Exercise brief: Could you change "speedometer-tick-label" to "gauge-tick-label" everywhere in these records and repeat them with nothing else altered?
━━━━━━━━
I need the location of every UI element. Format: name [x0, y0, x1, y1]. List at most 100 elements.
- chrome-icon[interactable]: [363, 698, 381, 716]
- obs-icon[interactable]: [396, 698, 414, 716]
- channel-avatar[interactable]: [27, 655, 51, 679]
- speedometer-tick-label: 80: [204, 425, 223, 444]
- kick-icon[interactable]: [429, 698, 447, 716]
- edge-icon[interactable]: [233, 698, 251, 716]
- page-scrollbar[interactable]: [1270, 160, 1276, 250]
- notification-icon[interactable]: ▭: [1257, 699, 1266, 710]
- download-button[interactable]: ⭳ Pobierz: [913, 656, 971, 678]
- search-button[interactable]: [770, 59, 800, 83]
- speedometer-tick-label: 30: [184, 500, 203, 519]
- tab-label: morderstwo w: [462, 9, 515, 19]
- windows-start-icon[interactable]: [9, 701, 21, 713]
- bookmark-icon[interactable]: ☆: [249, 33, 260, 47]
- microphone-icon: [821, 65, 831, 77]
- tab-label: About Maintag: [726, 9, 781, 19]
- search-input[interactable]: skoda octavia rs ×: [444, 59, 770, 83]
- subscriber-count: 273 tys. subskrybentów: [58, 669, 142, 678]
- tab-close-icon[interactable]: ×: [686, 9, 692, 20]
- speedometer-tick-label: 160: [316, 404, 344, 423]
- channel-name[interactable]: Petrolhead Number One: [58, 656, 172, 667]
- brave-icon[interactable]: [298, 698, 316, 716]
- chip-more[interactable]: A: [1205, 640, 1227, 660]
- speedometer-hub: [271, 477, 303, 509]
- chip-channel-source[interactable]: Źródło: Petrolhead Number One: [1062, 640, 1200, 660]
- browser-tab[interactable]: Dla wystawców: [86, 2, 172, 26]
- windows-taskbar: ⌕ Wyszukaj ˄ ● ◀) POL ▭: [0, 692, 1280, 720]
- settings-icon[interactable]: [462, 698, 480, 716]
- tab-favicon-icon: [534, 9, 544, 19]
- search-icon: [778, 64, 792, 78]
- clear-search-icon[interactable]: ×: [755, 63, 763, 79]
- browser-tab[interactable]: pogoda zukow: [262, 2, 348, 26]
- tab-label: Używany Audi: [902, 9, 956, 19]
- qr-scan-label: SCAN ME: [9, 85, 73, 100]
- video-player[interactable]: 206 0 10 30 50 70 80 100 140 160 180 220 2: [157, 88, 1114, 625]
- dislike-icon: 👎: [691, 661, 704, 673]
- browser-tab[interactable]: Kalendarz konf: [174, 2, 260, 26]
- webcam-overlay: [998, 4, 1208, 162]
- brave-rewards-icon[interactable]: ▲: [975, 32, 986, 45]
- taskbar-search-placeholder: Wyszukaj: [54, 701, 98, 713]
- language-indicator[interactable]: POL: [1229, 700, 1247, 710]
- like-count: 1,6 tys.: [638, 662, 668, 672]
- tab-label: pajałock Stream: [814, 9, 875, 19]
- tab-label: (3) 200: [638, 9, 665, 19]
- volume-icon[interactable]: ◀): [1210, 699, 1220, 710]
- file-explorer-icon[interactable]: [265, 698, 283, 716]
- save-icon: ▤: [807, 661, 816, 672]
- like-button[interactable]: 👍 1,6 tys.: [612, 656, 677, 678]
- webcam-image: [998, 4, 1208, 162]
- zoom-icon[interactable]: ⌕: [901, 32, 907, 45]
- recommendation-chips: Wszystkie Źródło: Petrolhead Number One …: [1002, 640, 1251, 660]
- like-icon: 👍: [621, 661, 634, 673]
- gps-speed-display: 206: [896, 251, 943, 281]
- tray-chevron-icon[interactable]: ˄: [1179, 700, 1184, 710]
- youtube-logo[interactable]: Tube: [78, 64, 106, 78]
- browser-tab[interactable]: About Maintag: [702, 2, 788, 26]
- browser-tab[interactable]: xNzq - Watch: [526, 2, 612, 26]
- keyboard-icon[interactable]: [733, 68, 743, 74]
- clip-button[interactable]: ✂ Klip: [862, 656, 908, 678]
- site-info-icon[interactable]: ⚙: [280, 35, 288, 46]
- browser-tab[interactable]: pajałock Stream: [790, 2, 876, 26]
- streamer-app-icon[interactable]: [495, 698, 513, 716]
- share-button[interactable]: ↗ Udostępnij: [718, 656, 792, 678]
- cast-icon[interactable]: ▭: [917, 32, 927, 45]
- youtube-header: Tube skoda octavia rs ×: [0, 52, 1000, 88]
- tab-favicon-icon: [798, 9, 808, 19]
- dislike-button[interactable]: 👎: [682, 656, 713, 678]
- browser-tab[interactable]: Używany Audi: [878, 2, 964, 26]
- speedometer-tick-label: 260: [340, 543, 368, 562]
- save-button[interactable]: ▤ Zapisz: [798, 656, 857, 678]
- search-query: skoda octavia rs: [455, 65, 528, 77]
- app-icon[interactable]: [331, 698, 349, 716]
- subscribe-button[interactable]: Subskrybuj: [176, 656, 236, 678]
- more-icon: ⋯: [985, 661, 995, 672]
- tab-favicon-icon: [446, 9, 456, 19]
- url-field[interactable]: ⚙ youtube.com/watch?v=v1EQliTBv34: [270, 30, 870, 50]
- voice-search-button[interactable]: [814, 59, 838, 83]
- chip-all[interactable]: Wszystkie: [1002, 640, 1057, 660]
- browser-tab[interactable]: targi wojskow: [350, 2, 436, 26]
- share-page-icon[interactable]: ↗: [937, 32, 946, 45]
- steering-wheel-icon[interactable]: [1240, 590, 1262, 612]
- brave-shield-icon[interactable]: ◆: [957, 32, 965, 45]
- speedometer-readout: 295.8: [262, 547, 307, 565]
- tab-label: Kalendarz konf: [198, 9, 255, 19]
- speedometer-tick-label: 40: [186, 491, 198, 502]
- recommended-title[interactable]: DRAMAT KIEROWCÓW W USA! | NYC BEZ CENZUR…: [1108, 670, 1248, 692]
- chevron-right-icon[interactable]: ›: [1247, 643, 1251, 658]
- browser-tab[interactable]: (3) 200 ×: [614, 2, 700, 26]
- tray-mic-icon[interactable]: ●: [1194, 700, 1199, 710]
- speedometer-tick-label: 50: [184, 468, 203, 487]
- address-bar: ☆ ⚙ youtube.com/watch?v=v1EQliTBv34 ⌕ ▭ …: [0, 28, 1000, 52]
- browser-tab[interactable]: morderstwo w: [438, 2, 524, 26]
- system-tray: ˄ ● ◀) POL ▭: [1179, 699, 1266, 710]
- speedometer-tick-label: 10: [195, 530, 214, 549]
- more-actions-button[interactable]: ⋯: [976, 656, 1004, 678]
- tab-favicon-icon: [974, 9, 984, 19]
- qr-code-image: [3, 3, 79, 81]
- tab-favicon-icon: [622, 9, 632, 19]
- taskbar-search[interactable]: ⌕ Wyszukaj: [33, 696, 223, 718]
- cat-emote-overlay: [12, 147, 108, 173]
━━━━━━━━
Finished task:
I need the location of every UI element. Format: name [x0, y0, x1, y1]. List at most 100 elements.
- chrome-icon[interactable]: [363, 698, 381, 716]
- obs-icon[interactable]: [396, 698, 414, 716]
- channel-avatar[interactable]: [27, 655, 51, 679]
- gauge-tick-label: 80: [204, 425, 223, 444]
- kick-icon[interactable]: [429, 698, 447, 716]
- edge-icon[interactable]: [233, 698, 251, 716]
- page-scrollbar[interactable]: [1270, 160, 1276, 250]
- notification-icon[interactable]: ▭: [1257, 699, 1266, 710]
- download-button[interactable]: ⭳ Pobierz: [913, 656, 971, 678]
- search-button[interactable]: [770, 59, 800, 83]
- gauge-tick-label: 30: [184, 500, 203, 519]
- tab-label: morderstwo w: [462, 9, 515, 19]
- windows-start-icon[interactable]: [9, 701, 21, 713]
- bookmark-icon[interactable]: ☆: [249, 33, 260, 47]
- microphone-icon: [821, 65, 831, 77]
- tab-label: About Maintag: [726, 9, 781, 19]
- search-input[interactable]: skoda octavia rs ×: [444, 59, 770, 83]
- subscriber-count: 273 tys. subskrybentów: [58, 669, 142, 678]
- tab-close-icon[interactable]: ×: [686, 9, 692, 20]
- gauge-tick-label: 160: [316, 404, 344, 423]
- channel-name[interactable]: Petrolhead Number One: [58, 656, 172, 667]
- brave-icon[interactable]: [298, 698, 316, 716]
- chip-more[interactable]: A: [1205, 640, 1227, 660]
- speedometer-hub: [271, 477, 303, 509]
- chip-channel-source[interactable]: Źródło: Petrolhead Number One: [1062, 640, 1200, 660]
- browser-tab[interactable]: Dla wystawców: [86, 2, 172, 26]
- windows-taskbar: ⌕ Wyszukaj ˄ ● ◀) POL ▭: [0, 692, 1280, 720]
- settings-icon[interactable]: [462, 698, 480, 716]
- tab-favicon-icon: [534, 9, 544, 19]
- search-icon: [778, 64, 792, 78]
- clear-search-icon[interactable]: ×: [755, 63, 763, 79]
- browser-tab[interactable]: pogoda zukow: [262, 2, 348, 26]
- tab-label: Używany Audi: [902, 9, 956, 19]
- qr-scan-label: SCAN ME: [9, 85, 73, 100]
- video-player[interactable]: 206 0 10 30 50 70 80 100 140 160 180 220 2: [157, 88, 1114, 625]
- dislike-icon: 👎: [691, 661, 704, 673]
- browser-tab[interactable]: Kalendarz konf: [174, 2, 260, 26]
- webcam-overlay: [998, 4, 1208, 162]
- brave-rewards-icon[interactable]: ▲: [975, 32, 986, 45]
- taskbar-search-placeholder: Wyszukaj: [54, 701, 98, 713]
- language-indicator[interactable]: POL: [1229, 700, 1247, 710]
- like-count: 1,6 tys.: [638, 662, 668, 672]
- tab-label: pajałock Stream: [814, 9, 875, 19]
- tab-label: (3) 200: [638, 9, 665, 19]
- volume-icon[interactable]: ◀): [1210, 699, 1220, 710]
- file-explorer-icon[interactable]: [265, 698, 283, 716]
- save-icon: ▤: [807, 661, 816, 672]
- like-button[interactable]: 👍 1,6 tys.: [612, 656, 677, 678]
- webcam-image: [998, 4, 1208, 162]
- zoom-icon[interactable]: ⌕: [901, 32, 907, 45]
- recommendation-chips: Wszystkie Źródło: Petrolhead Number One …: [1002, 640, 1251, 660]
- like-icon: 👍: [621, 661, 634, 673]
- gps-speed-display: 206: [896, 251, 943, 281]
- tray-chevron-icon[interactable]: ˄: [1179, 700, 1184, 710]
- youtube-logo[interactable]: Tube: [78, 64, 106, 78]
- browser-tab[interactable]: About Maintag: [702, 2, 788, 26]
- browser-tab[interactable]: xNzq - Watch: [526, 2, 612, 26]
- keyboard-icon[interactable]: [733, 68, 743, 74]
- clip-button[interactable]: ✂ Klip: [862, 656, 908, 678]
- site-info-icon[interactable]: ⚙: [280, 35, 288, 46]
- browser-tab[interactable]: pajałock Stream: [790, 2, 876, 26]
- streamer-app-icon[interactable]: [495, 698, 513, 716]
- share-button[interactable]: ↗ Udostępnij: [718, 656, 792, 678]
- cast-icon[interactable]: ▭: [917, 32, 927, 45]
- youtube-header: Tube skoda octavia rs ×: [0, 52, 1000, 88]
- tab-favicon-icon: [798, 9, 808, 19]
- dislike-button[interactable]: 👎: [682, 656, 713, 678]
- browser-tab[interactable]: Używany Audi: [878, 2, 964, 26]
- gauge-tick-label: 260: [340, 543, 368, 562]
- save-button[interactable]: ▤ Zapisz: [798, 656, 857, 678]
- search-query: skoda octavia rs: [455, 65, 528, 77]
- app-icon[interactable]: [331, 698, 349, 716]
- subscribe-button[interactable]: Subskrybuj: [176, 656, 236, 678]
- more-icon: ⋯: [985, 661, 995, 672]
- tab-favicon-icon: [446, 9, 456, 19]
- url-field[interactable]: ⚙ youtube.com/watch?v=v1EQliTBv34: [270, 30, 870, 50]
- voice-search-button[interactable]: [814, 59, 838, 83]
- chip-all[interactable]: Wszystkie: [1002, 640, 1057, 660]
- browser-tab[interactable]: targi wojskow: [350, 2, 436, 26]
- share-page-icon[interactable]: ↗: [937, 32, 946, 45]
- steering-wheel-icon[interactable]: [1240, 590, 1262, 612]
- brave-shield-icon[interactable]: ◆: [957, 32, 965, 45]
- speedometer-readout: 295.8: [262, 547, 307, 565]
- tab-label: Kalendarz konf: [198, 9, 255, 19]
- gauge-tick-label: 40: [186, 491, 198, 502]
- recommended-title[interactable]: DRAMAT KIEROWCÓW W USA! | NYC BEZ CENZUR…: [1108, 670, 1248, 692]
- chevron-right-icon[interactable]: ›: [1247, 643, 1251, 658]
- browser-tab[interactable]: (3) 200 ×: [614, 2, 700, 26]
- tray-mic-icon[interactable]: ●: [1194, 700, 1199, 710]
- gauge-tick-label: 50: [184, 468, 203, 487]
- address-bar: ☆ ⚙ youtube.com/watch?v=v1EQliTBv34 ⌕ ▭ …: [0, 28, 1000, 52]
- browser-tab[interactable]: morderstwo w: [438, 2, 524, 26]
- system-tray: ˄ ● ◀) POL ▭: [1179, 699, 1266, 710]
- gauge-tick-label: 10: [195, 530, 214, 549]
- more-actions-button[interactable]: ⋯: [976, 656, 1004, 678]
- tab-favicon-icon: [974, 9, 984, 19]
- qr-code-image: [3, 3, 79, 81]
- tab-favicon-icon: [622, 9, 632, 19]
- taskbar-search[interactable]: ⌕ Wyszukaj: [33, 696, 223, 718]
- cat-emote-overlay: [12, 147, 108, 173]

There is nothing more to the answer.